* **Request**
Tell how many lines contain the word "ดการก". Reply with the number only.

* START *

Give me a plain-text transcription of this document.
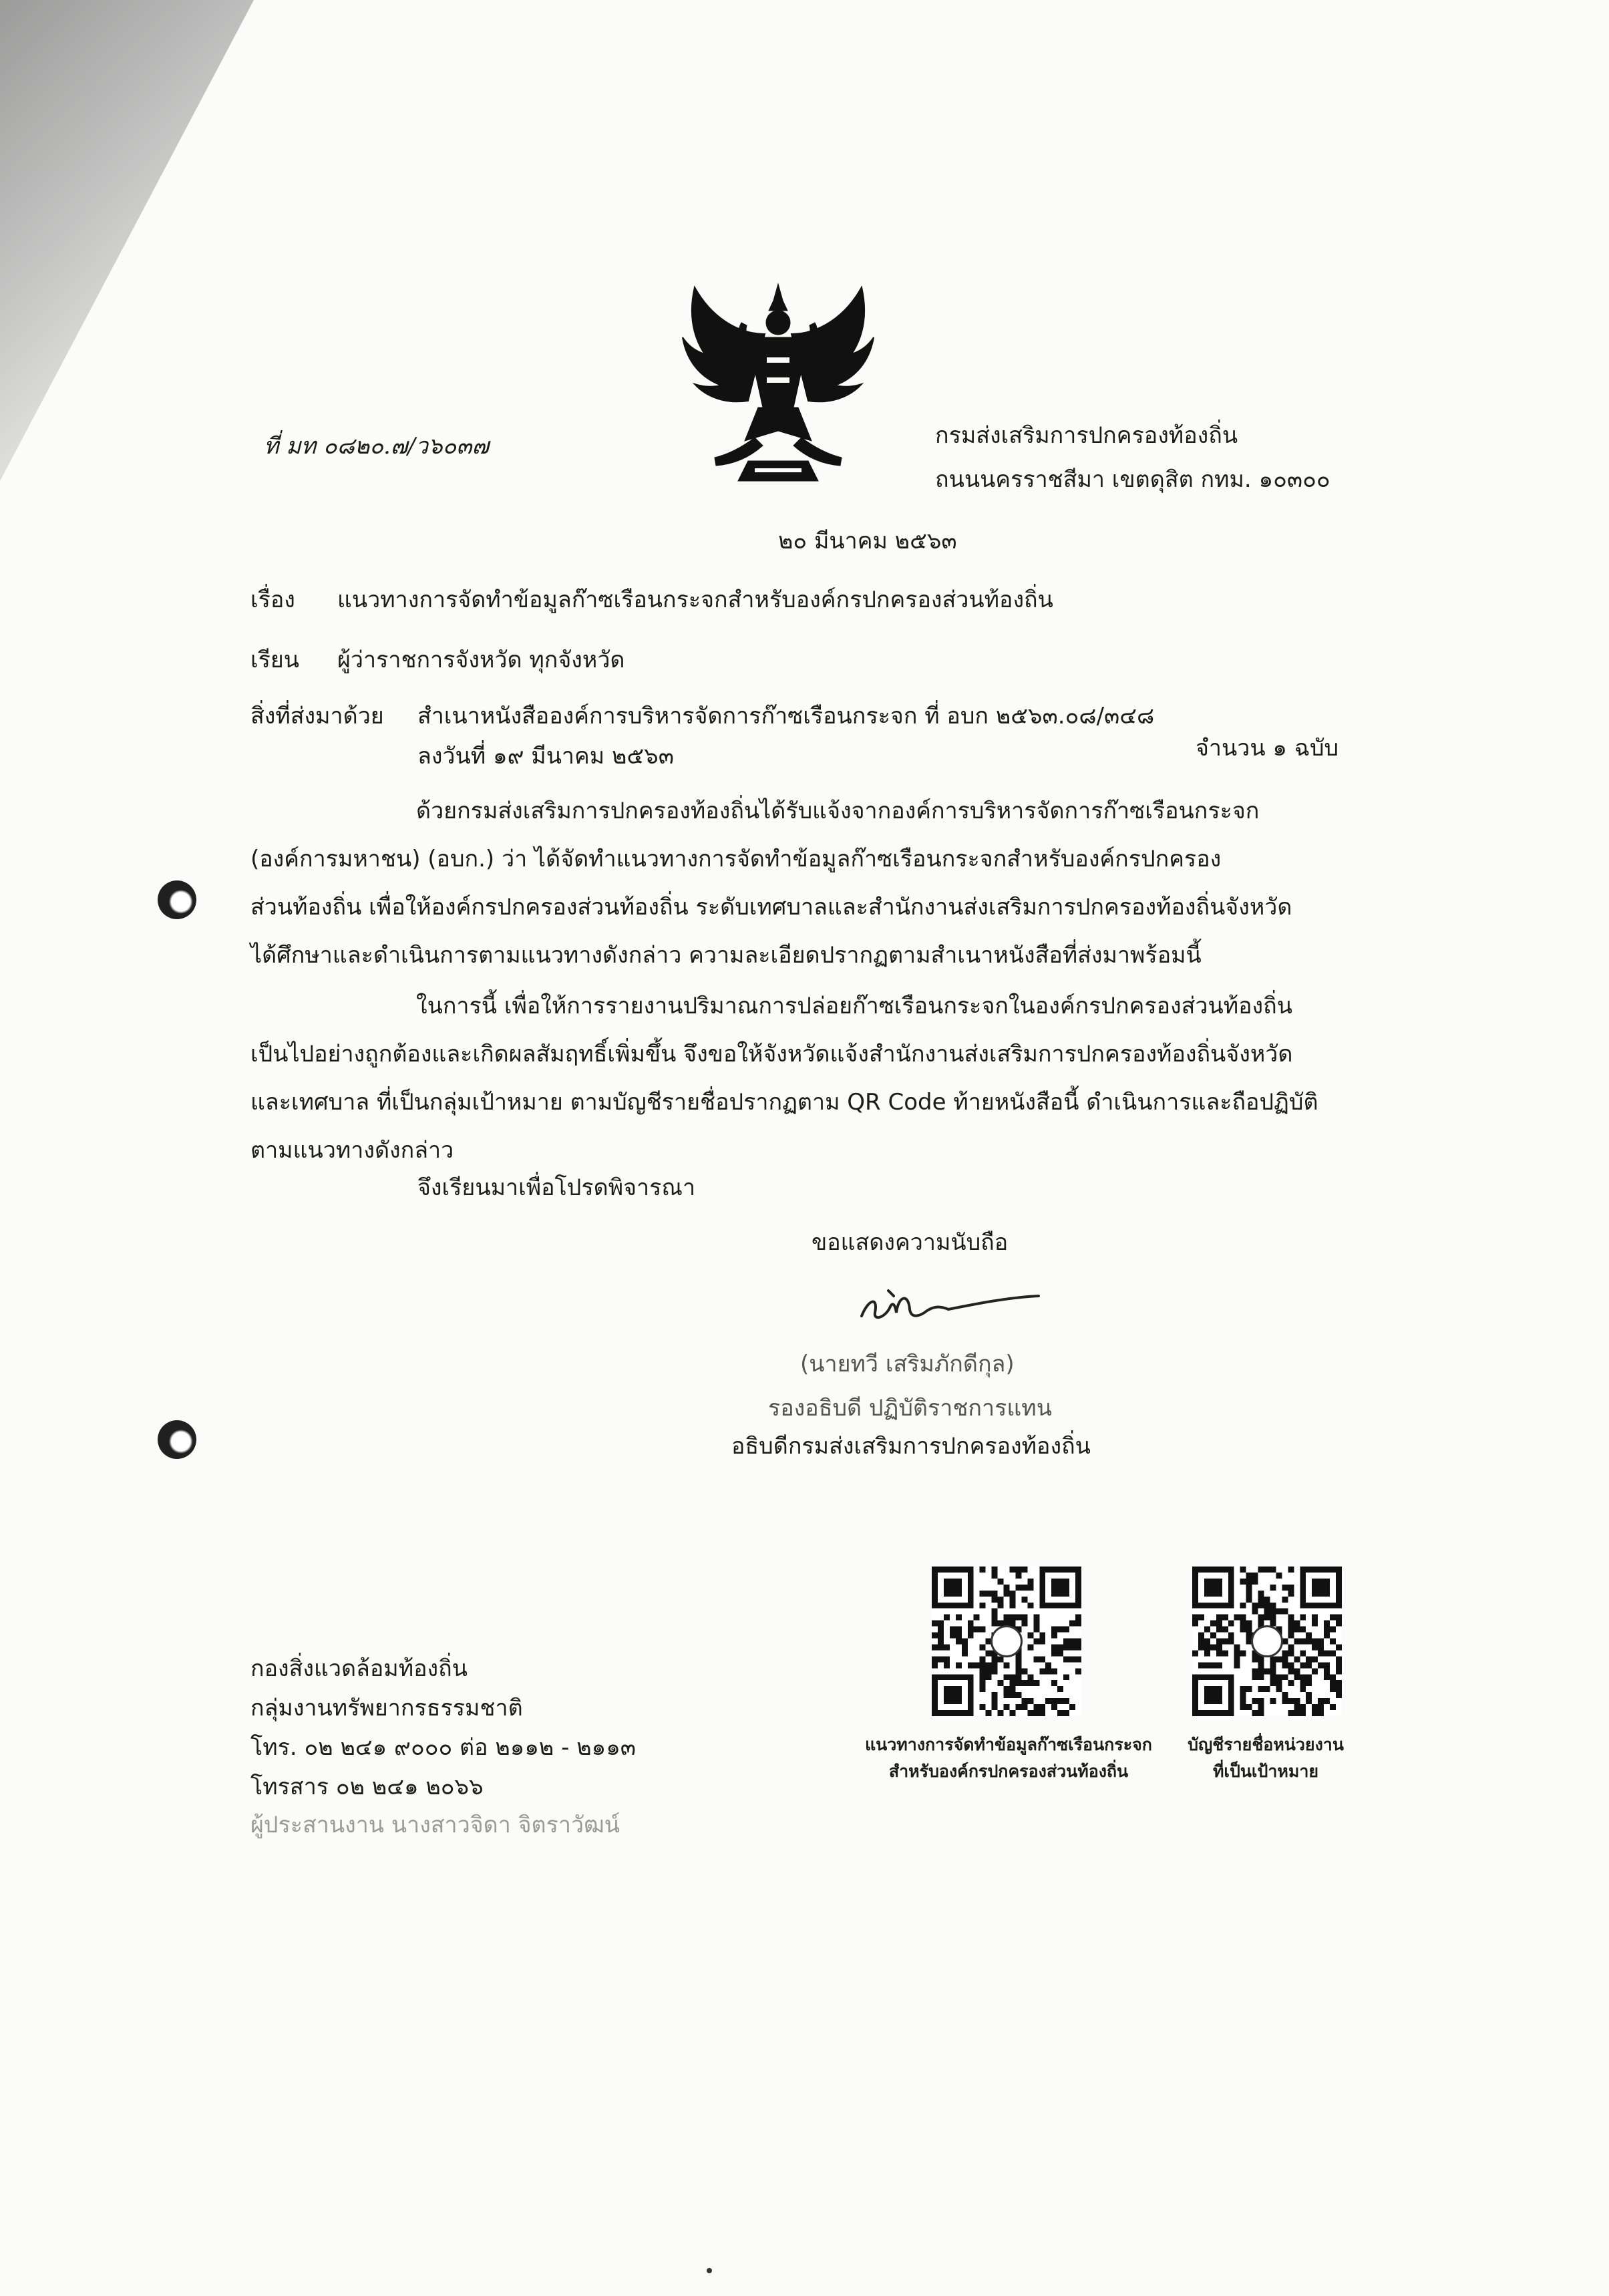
ที่ มท ๐๘๒๐.๗/ว๖๐๓๗	กรมส่งเสริมการปกครองท้องถิ่น
ถนนนครราชสีมา เขตดุสิต กทม. ๑๐๓๐๐
๒๐ มีนาคม ๒๕๖๓
เรื่อง แนวทางการจัดทำข้อมูลก๊าซเรือนกระจกสำหรับองค์กรปกครองส่วนท้องถิ่น
เรียน ผู้ว่าราชการจังหวัด ทุกจังหวัด
สิ่งที่ส่งมาด้วย สำเนาหนังสือองค์การบริหารจัดการก๊าซเรือนกระจก ที่ อบก ๒๕๖๓.๐๘/๓๔๘
ลงวันที่ ๑๙ มีนาคม ๒๕๖๓	จำนวน ๑ ฉบับ

ด้วยกรมส่งเสริมการปกครองท้องถิ่นได้รับแจ้งจากองค์การบริหารจัดการก๊าซเรือนกระจก

(องค์การมหาชน) (อบก.) ว่า ได้จัดทำแนวทางการจัดทำข้อมูลก๊าซเรือนกระจกสำหรับองค์กรปกครอง

ส่วนท้องถิ่น เพื่อให้องค์กรปกครองส่วนท้องถิ่น ระดับเทศบาลและสำนักงานส่งเสริมการปกครองท้องถิ่นจังหวัด

ได้ศึกษาและดำเนินการตามแนวทางดังกล่าว ความละเอียดปรากฏตามสำเนาหนังสือที่ส่งมาพร้อมนี้

ในการนี้ เพื่อให้การรายงานปริมาณการปล่อยก๊าซเรือนกระจกในองค์กรปกครองส่วนท้องถิ่น

เป็นไปอย่างถูกต้องและเกิดผลสัมฤทธิ์เพิ่มขึ้น จึงขอให้จังหวัดแจ้งสำนักงานส่งเสริมการปกครองท้องถิ่นจังหวัด

และเทศบาล ที่เป็นกลุ่มเป้าหมาย ตามบัญชีรายชื่อปรากฏตาม QR Code ท้ายหนังสือนี้ ดำเนินการและถือปฏิบัติ

ตามแนวทางดังกล่าว

จึงเรียนมาเพื่อโปรดพิจารณา
ขอแสดงความนับถือ
(นายทวี เสริมภักดีกุล)
รองอธิบดี ปฏิบัติราชการแทน
อธิบดีกรมส่งเสริมการปกครองท้องถิ่น
กองสิ่งแวดล้อมท้องถิ่น
กลุ่มงานทรัพยากรธรรมชาติ
โทร. ๐๒ ๒๔๑ ๙๐๐๐ ต่อ ๒๑๑๒ - ๒๑๑๓
โทรสาร ๐๒ ๒๔๑ ๒๐๖๖
ผู้ประสานงาน นางสาวจิดา จิตราวัฒน์
แนวทางการจัดทำข้อมูลก๊าซเรือนกระจก
สำหรับองค์กรปกครองส่วนท้องถิ่น
บัญชีรายชื่อหน่วยงาน
ที่เป็นเป้าหมาย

* END *

* **Response to the task**
2